_WORK REQUIRED_
Set down the material below in full, matching it exactly.

::::

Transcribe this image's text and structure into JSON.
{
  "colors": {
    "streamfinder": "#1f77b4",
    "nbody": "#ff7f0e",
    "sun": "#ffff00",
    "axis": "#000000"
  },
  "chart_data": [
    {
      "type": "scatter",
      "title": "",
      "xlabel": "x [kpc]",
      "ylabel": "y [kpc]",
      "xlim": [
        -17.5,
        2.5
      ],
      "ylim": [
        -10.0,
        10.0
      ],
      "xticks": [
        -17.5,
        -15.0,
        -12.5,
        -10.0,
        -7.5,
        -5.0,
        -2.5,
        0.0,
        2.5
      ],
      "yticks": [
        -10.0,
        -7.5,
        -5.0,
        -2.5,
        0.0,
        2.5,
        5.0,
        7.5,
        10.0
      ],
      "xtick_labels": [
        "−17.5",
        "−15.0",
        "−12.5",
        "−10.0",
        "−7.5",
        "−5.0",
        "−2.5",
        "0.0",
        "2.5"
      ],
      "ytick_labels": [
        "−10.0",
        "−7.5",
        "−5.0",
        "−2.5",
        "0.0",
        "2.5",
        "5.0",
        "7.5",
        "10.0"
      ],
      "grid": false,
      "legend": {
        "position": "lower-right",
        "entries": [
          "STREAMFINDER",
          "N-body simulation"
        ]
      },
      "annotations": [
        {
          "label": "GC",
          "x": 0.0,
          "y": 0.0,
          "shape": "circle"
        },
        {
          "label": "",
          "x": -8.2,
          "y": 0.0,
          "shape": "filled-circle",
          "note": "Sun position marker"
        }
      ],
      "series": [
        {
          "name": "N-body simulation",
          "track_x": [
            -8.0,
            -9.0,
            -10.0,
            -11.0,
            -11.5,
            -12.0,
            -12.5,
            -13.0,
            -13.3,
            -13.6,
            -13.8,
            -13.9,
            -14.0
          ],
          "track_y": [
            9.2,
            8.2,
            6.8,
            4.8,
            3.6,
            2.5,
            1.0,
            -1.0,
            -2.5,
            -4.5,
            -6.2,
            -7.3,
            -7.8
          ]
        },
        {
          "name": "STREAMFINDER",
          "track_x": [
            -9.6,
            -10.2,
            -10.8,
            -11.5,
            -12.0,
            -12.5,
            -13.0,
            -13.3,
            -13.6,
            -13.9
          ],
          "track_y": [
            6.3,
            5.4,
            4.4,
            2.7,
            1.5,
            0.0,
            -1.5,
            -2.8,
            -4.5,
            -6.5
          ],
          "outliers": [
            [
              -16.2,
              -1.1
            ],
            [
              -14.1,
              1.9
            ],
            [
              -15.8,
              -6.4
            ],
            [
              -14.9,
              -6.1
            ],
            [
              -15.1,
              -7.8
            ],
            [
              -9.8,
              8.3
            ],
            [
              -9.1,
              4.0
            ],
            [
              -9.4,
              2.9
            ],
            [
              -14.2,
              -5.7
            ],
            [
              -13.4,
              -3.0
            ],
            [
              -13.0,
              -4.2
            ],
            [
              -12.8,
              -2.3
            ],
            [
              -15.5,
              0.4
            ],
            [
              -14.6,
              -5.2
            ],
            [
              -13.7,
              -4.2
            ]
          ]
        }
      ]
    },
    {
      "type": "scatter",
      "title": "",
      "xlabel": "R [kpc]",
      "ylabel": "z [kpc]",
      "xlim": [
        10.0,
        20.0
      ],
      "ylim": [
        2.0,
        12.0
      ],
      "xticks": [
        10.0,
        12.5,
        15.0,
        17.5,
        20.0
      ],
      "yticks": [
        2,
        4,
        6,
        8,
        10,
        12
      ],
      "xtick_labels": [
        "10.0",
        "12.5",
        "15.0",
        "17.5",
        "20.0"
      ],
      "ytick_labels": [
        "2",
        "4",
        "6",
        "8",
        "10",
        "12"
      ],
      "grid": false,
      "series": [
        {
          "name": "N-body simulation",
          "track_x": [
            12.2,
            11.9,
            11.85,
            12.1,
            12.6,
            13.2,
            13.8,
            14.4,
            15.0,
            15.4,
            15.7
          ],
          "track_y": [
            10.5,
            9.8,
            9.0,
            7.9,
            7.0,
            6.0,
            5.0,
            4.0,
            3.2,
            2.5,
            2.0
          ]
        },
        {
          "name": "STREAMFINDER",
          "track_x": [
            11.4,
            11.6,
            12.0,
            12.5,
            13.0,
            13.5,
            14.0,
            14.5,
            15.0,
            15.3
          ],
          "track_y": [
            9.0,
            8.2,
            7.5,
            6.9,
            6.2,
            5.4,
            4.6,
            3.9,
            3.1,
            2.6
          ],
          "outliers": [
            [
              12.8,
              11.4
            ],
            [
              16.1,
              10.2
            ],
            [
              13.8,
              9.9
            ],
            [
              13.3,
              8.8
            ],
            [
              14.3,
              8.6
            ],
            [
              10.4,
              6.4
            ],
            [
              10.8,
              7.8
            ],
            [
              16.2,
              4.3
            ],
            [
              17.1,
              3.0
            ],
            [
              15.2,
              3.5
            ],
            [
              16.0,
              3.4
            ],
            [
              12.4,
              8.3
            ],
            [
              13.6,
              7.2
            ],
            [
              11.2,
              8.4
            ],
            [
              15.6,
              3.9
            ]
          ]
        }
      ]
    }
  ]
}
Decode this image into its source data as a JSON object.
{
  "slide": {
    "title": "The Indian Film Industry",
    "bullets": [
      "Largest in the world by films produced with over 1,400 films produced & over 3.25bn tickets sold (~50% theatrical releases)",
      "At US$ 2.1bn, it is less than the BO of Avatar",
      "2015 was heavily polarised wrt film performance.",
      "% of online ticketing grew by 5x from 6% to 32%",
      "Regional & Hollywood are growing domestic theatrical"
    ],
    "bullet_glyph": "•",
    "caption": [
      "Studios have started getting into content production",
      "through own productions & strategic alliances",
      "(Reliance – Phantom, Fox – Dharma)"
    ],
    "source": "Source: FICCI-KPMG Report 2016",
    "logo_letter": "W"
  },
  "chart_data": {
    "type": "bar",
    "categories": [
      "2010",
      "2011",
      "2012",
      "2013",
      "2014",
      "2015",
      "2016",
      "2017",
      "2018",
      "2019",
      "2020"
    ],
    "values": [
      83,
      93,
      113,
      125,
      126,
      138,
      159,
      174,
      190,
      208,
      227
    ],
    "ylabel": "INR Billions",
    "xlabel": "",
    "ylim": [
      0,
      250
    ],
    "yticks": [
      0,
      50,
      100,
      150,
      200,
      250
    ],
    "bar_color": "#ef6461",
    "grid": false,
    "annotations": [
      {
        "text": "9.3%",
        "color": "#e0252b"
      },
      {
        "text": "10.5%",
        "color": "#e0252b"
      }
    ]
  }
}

::::

_ANSWER TO THIS TASK_
Transcribe this image's text and structure into JSON.
{
  "colors": {
    "streamfinder": "#1f77b4",
    "nbody": "#ff7f0e",
    "sun": "#ffff00",
    "axis": "#000000"
  },
  "chart_data": [
    {
      "type": "scatter",
      "title": "",
      "xlabel": "x [kpc]",
      "ylabel": "y [kpc]",
      "xlim": [
        -17.5,
        2.5
      ],
      "ylim": [
        -10.0,
        10.0
      ],
      "xticks": [
        -17.5,
        -15.0,
        -12.5,
        -10.0,
        -7.5,
        -5.0,
        -2.5,
        0.0,
        2.5
      ],
      "yticks": [
        -10.0,
        -7.5,
        -5.0,
        -2.5,
        0.0,
        2.5,
        5.0,
        7.5,
        10.0
      ],
      "xtick_labels": [
        "−17.5",
        "−15.0",
        "−12.5",
        "−10.0",
        "−7.5",
        "−5.0",
        "−2.5",
        "0.0",
        "2.5"
      ],
      "ytick_labels": [
        "−10.0",
        "−7.5",
        "−5.0",
        "−2.5",
        "0.0",
        "2.5",
        "5.0",
        "7.5",
        "10.0"
      ],
      "grid": false,
      "legend": {
        "position": "lower-right",
        "entries": [
          "STREAMFINDER",
          "N-body simulation"
        ]
      },
      "annotations": [
        {
          "label": "GC",
          "x": 0.0,
          "y": 0.0,
          "shape": "circle"
        },
        {
          "label": "",
          "x": -8.2,
          "y": 0.0,
          "shape": "filled-circle",
          "note": "Sun position marker"
        }
      ],
      "series": [
        {
          "name": "N-body simulation",
          "track_x": [
            -8.0,
            -9.0,
            -10.0,
            -11.0,
            -11.5,
            -12.0,
            -12.5,
            -13.0,
            -13.3,
            -13.6,
            -13.8,
            -13.9,
            -14.0
          ],
          "track_y": [
            9.2,
            8.2,
            6.8,
            4.8,
            3.6,
            2.5,
            1.0,
            -1.0,
            -2.5,
            -4.5,
            -6.2,
            -7.3,
            -7.8
          ]
        },
        {
          "name": "STREAMFINDER",
          "track_x": [
            -9.6,
            -10.2,
            -10.8,
            -11.5,
            -12.0,
            -12.5,
            -13.0,
            -13.3,
            -13.6,
            -13.9
          ],
          "track_y": [
            6.3,
            5.4,
            4.4,
            2.7,
            1.5,
            0.0,
            -1.5,
            -2.8,
            -4.5,
            -6.5
          ],
          "outliers": [
            [
              -16.2,
              -1.1
            ],
            [
              -14.1,
              1.9
            ],
            [
              -15.8,
              -6.4
            ],
            [
              -14.9,
              -6.1
            ],
            [
              -15.1,
              -7.8
            ],
            [
              -9.8,
              8.3
            ],
            [
              -9.1,
              4.0
            ],
            [
              -9.4,
              2.9
            ],
            [
              -14.2,
              -5.7
            ],
            [
              -13.4,
              -3.0
            ],
            [
              -13.0,
              -4.2
            ],
            [
              -12.8,
              -2.3
            ],
            [
              -15.5,
              0.4
            ],
            [
              -14.6,
              -5.2
            ],
            [
              -13.7,
              -4.2
            ]
          ]
        }
      ]
    },
    {
      "type": "scatter",
      "title": "",
      "xlabel": "R [kpc]",
      "ylabel": "z [kpc]",
      "xlim": [
        10.0,
        20.0
      ],
      "ylim": [
        2.0,
        12.0
      ],
      "xticks": [
        10.0,
        12.5,
        15.0,
        17.5,
        20.0
      ],
      "yticks": [
        2,
        4,
        6,
        8,
        10,
        12
      ],
      "xtick_labels": [
        "10.0",
        "12.5",
        "15.0",
        "17.5",
        "20.0"
      ],
      "ytick_labels": [
        "2",
        "4",
        "6",
        "8",
        "10",
        "12"
      ],
      "grid": false,
      "series": [
        {
          "name": "N-body simulation",
          "track_x": [
            12.2,
            11.9,
            11.85,
            12.1,
            12.6,
            13.2,
            13.8,
            14.4,
            15.0,
            15.4,
            15.7
          ],
          "track_y": [
            10.5,
            9.8,
            9.0,
            7.9,
            7.0,
            6.0,
            5.0,
            4.0,
            3.2,
            2.5,
            2.0
          ]
        },
        {
          "name": "STREAMFINDER",
          "track_x": [
            11.4,
            11.6,
            12.0,
            12.5,
            13.0,
            13.5,
            14.0,
            14.5,
            15.0,
            15.3
          ],
          "track_y": [
            9.0,
            8.2,
            7.5,
            6.9,
            6.2,
            5.4,
            4.6,
            3.9,
            3.1,
            2.6
          ],
          "outliers": [
            [
              12.8,
              11.4
            ],
            [
              16.1,
              10.2
            ],
            [
              13.8,
              9.9
            ],
            [
              13.3,
              8.8
            ],
            [
              14.3,
              8.6
            ],
            [
              10.4,
              6.4
            ],
            [
              10.8,
              7.8
            ],
            [
              16.2,
              4.3
            ],
            [
              17.1,
              3.0
            ],
            [
              15.2,
              3.5
            ],
            [
              16.0,
              3.4
            ],
            [
              12.4,
              8.3
            ],
            [
              13.6,
              7.2
            ],
            [
              11.2,
              8.4
            ],
            [
              15.6,
              3.9
            ]
          ]
        }
      ]
    }
  ]
}
Decode this image into its source data as a JSON object.
{
  "slide": {
    "title": "The Indian Film Industry",
    "bullets": [
      "Largest in the world by films produced with over 1,400 films produced & over 3.25bn tickets sold (~50% theatrical releases)",
      "At US$ 2.1bn, it is less than the BO of Avatar",
      "2015 was heavily polarised wrt film performance.",
      "% of online ticketing grew by 5x from 6% to 32%",
      "Regional & Hollywood are growing domestic theatrical"
    ],
    "bullet_glyph": "•",
    "caption": [
      "Studios have started getting into content production",
      "through own productions & strategic alliances",
      "(Reliance – Phantom, Fox – Dharma)"
    ],
    "source": "Source: FICCI-KPMG Report 2016",
    "logo_letter": "W"
  },
  "chart_data": {
    "type": "bar",
    "categories": [
      "2010",
      "2011",
      "2012",
      "2013",
      "2014",
      "2015",
      "2016",
      "2017",
      "2018",
      "2019",
      "2020"
    ],
    "values": [
      83,
      93,
      113,
      125,
      126,
      138,
      159,
      174,
      190,
      208,
      227
    ],
    "ylabel": "INR Billions",
    "xlabel": "",
    "ylim": [
      0,
      250
    ],
    "yticks": [
      0,
      50,
      100,
      150,
      200,
      250
    ],
    "bar_color": "#ef6461",
    "grid": false,
    "annotations": [
      {
        "text": "9.3%",
        "color": "#e0252b"
      },
      {
        "text": "10.5%",
        "color": "#e0252b"
      }
    ]
  }
}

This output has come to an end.